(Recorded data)

'''

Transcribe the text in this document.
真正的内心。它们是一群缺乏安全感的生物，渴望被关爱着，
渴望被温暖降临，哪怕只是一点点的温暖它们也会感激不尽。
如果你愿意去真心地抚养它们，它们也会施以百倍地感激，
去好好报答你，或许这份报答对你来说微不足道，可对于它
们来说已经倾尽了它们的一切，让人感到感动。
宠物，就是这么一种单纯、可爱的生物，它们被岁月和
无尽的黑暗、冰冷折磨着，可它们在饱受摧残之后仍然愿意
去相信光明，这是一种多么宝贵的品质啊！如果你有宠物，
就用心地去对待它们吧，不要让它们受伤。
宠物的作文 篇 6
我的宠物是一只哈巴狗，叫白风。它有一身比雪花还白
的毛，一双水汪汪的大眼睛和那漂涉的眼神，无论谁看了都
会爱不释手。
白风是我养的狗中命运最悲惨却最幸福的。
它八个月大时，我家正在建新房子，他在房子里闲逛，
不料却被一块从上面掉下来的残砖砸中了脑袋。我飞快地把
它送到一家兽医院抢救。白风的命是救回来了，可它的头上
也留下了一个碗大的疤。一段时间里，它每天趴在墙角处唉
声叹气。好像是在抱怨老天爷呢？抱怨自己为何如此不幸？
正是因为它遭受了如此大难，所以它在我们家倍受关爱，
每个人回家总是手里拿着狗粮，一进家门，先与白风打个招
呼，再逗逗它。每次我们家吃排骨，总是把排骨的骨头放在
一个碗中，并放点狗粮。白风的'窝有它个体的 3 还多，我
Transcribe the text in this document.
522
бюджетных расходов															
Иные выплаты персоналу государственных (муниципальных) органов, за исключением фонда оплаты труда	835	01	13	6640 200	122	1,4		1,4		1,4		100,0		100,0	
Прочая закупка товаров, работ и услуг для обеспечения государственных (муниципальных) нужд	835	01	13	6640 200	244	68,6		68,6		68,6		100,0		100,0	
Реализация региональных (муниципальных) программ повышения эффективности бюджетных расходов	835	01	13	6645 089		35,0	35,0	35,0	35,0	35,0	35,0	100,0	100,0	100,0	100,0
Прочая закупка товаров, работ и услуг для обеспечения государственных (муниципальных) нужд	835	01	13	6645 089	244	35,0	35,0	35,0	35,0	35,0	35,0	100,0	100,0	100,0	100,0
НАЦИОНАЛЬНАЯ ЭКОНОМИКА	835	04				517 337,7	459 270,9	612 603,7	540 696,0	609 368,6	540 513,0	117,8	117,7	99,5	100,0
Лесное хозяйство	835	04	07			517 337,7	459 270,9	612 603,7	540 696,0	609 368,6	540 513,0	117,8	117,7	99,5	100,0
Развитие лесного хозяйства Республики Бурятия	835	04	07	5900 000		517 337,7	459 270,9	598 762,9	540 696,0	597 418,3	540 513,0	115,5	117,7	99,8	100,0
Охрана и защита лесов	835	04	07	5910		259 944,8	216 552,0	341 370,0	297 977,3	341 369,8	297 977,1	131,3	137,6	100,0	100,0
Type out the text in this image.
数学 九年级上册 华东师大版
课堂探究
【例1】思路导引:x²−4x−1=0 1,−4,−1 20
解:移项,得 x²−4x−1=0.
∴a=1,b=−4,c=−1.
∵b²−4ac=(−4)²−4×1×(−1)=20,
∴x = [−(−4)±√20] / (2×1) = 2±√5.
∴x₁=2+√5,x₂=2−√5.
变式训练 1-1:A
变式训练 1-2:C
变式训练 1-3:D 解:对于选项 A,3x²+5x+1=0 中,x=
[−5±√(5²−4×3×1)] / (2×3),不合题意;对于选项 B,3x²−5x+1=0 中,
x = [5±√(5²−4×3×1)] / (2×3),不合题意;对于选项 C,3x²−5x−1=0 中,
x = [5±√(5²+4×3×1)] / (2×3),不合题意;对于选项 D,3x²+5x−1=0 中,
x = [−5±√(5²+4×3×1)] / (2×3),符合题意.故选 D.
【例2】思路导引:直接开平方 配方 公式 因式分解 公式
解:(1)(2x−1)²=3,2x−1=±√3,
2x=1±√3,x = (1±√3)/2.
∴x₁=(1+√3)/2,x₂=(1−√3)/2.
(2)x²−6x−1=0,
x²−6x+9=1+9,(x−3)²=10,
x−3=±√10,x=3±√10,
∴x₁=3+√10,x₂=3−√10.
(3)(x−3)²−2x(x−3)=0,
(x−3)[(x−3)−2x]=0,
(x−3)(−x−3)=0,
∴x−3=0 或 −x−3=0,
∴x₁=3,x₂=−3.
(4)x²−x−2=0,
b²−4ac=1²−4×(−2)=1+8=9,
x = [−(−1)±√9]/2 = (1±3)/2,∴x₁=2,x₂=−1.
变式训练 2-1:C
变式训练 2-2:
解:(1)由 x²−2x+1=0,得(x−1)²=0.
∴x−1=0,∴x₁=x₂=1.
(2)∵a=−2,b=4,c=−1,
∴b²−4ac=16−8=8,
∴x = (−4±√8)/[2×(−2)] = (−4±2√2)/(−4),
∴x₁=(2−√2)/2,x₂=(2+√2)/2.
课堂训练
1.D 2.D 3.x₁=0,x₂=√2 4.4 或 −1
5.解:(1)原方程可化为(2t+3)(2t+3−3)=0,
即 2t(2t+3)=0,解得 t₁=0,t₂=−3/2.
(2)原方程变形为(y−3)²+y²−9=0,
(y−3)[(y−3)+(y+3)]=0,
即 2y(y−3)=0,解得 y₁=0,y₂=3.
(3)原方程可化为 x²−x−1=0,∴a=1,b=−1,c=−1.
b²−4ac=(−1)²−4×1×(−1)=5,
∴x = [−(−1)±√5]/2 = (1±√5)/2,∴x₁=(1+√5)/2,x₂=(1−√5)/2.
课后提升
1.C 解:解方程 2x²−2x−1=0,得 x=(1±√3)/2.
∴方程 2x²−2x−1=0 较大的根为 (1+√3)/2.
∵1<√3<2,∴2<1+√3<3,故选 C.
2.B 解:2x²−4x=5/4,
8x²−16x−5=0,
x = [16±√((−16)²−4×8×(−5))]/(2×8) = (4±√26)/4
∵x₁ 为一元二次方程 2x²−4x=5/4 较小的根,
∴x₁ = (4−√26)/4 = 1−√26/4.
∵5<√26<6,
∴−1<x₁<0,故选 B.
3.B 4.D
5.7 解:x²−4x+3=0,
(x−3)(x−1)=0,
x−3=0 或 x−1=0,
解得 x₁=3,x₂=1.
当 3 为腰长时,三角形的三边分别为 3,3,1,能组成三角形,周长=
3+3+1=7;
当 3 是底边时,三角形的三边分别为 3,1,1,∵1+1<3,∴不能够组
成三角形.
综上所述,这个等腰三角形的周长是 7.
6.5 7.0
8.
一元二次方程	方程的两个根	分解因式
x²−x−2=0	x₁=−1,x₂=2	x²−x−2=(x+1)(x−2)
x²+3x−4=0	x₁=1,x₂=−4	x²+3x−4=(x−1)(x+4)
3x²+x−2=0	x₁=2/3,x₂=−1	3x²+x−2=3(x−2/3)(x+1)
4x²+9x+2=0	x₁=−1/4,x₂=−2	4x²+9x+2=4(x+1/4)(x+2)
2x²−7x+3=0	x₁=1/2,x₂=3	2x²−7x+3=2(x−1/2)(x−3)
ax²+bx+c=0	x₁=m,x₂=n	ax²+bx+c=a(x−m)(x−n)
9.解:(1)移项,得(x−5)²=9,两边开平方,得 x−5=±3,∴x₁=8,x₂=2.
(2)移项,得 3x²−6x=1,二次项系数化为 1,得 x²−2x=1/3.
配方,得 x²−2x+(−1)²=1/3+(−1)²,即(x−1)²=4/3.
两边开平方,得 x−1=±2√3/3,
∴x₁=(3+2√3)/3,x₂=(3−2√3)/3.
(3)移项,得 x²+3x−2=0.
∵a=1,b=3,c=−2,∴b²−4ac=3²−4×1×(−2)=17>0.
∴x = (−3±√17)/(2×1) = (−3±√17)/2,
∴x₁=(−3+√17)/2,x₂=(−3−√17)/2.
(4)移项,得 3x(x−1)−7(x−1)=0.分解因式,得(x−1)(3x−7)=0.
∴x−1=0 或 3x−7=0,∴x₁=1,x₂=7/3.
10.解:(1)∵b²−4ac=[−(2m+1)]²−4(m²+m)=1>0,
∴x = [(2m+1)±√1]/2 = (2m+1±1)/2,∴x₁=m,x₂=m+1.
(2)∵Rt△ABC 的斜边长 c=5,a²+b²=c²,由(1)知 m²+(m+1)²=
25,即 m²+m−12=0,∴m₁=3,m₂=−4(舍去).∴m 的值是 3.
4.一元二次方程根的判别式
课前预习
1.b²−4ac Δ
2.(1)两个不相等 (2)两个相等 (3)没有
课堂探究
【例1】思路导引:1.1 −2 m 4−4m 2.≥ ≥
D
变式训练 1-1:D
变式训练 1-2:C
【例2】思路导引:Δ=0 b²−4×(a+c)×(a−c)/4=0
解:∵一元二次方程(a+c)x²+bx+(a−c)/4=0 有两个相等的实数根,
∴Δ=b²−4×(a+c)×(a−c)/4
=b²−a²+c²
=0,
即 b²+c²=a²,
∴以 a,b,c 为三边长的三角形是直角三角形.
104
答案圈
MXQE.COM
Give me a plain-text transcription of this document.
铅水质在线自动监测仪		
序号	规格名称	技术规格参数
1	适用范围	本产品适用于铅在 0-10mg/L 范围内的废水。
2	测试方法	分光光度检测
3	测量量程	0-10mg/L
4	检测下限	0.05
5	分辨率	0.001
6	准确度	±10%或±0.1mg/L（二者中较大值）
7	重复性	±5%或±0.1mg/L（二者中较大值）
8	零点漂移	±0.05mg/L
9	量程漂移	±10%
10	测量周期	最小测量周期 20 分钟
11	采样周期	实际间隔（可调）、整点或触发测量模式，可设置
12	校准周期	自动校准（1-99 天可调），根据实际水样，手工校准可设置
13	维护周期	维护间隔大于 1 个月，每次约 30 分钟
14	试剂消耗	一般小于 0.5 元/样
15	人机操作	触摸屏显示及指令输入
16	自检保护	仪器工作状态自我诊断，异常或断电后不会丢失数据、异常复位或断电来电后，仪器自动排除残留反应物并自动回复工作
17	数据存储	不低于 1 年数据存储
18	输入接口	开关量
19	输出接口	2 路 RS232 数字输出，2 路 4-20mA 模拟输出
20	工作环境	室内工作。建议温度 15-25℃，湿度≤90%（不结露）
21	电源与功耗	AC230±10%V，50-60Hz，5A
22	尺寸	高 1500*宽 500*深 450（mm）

'''

Description of the task: Across the preceding material, how many lines contain the word "работ"? State the number alone.

Answer to this task: 2